**Collected data entries**
··········

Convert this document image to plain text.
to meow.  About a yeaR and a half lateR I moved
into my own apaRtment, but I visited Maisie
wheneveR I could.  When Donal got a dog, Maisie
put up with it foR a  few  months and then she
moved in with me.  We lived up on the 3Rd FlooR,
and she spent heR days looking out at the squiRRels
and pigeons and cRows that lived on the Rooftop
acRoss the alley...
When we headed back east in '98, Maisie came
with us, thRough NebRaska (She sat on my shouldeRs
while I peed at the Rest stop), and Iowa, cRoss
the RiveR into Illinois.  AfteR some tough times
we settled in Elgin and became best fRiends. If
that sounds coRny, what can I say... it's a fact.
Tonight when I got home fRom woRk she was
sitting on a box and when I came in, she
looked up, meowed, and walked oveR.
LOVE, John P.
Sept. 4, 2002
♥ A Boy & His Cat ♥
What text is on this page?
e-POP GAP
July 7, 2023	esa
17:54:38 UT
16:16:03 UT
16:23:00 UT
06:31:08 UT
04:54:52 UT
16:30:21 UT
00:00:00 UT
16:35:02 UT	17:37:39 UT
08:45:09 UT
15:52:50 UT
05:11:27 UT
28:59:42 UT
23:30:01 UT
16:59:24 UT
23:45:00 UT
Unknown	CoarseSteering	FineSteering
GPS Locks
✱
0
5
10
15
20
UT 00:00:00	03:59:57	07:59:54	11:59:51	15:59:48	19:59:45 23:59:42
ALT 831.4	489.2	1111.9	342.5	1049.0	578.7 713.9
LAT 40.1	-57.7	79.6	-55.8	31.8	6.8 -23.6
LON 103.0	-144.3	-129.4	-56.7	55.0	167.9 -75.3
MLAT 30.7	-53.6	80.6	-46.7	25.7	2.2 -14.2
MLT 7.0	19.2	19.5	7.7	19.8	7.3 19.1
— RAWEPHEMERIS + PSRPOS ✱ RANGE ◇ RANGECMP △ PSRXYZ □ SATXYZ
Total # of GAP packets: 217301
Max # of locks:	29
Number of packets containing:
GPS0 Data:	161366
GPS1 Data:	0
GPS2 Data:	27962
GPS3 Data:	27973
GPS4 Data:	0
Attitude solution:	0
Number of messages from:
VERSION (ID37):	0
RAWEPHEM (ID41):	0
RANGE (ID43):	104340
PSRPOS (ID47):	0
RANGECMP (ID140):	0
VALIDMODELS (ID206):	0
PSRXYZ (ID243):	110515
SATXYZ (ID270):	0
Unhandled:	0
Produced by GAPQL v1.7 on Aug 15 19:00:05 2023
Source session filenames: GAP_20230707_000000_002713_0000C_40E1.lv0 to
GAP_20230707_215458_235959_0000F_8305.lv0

··········

**Task brief**
Each entry above is to be set down again in exactly the same words.

**Task result**
Convert this document image to plain text.
to meow.  About a yeaR and a half lateR I moved
into my own apaRtment, but I visited Maisie
wheneveR I could.  When Donal got a dog, Maisie
put up with it foR a  few  months and then she
moved in with me.  We lived up on the 3Rd FlooR,
and she spent heR days looking out at the squiRRels
and pigeons and cRows that lived on the Rooftop
acRoss the alley...
When we headed back east in '98, Maisie came
with us, thRough NebRaska (She sat on my shouldeRs
while I peed at the Rest stop), and Iowa, cRoss
the RiveR into Illinois.  AfteR some tough times
we settled in Elgin and became best fRiends. If
that sounds coRny, what can I say... it's a fact.
Tonight when I got home fRom woRk she was
sitting on a box and when I came in, she
looked up, meowed, and walked oveR.
LOVE, John P.
Sept. 4, 2002
♥ A Boy & His Cat ♥
What text is on this page?
e-POP GAP
July 7, 2023	esa
17:54:38 UT
16:16:03 UT
16:23:00 UT
06:31:08 UT
04:54:52 UT
16:30:21 UT
00:00:00 UT
16:35:02 UT	17:37:39 UT
08:45:09 UT
15:52:50 UT
05:11:27 UT
28:59:42 UT
23:30:01 UT
16:59:24 UT
23:45:00 UT
Unknown	CoarseSteering	FineSteering
GPS Locks
✱
0
5
10
15
20
UT 00:00:00	03:59:57	07:59:54	11:59:51	15:59:48	19:59:45 23:59:42
ALT 831.4	489.2	1111.9	342.5	1049.0	578.7 713.9
LAT 40.1	-57.7	79.6	-55.8	31.8	6.8 -23.6
LON 103.0	-144.3	-129.4	-56.7	55.0	167.9 -75.3
MLAT 30.7	-53.6	80.6	-46.7	25.7	2.2 -14.2
MLT 7.0	19.2	19.5	7.7	19.8	7.3 19.1
— RAWEPHEMERIS + PSRPOS ✱ RANGE ◇ RANGECMP △ PSRXYZ □ SATXYZ
Total # of GAP packets: 217301
Max # of locks:	29
Number of packets containing:
GPS0 Data:	161366
GPS1 Data:	0
GPS2 Data:	27962
GPS3 Data:	27973
GPS4 Data:	0
Attitude solution:	0
Number of messages from:
VERSION (ID37):	0
RAWEPHEM (ID41):	0
RANGE (ID43):	104340
PSRPOS (ID47):	0
RANGECMP (ID140):	0
VALIDMODELS (ID206):	0
PSRXYZ (ID243):	110515
SATXYZ (ID270):	0
Unhandled:	0
Produced by GAPQL v1.7 on Aug 15 19:00:05 2023
Source session filenames: GAP_20230707_000000_002713_0000C_40E1.lv0 to
GAP_20230707_215458_235959_0000F_8305.lv0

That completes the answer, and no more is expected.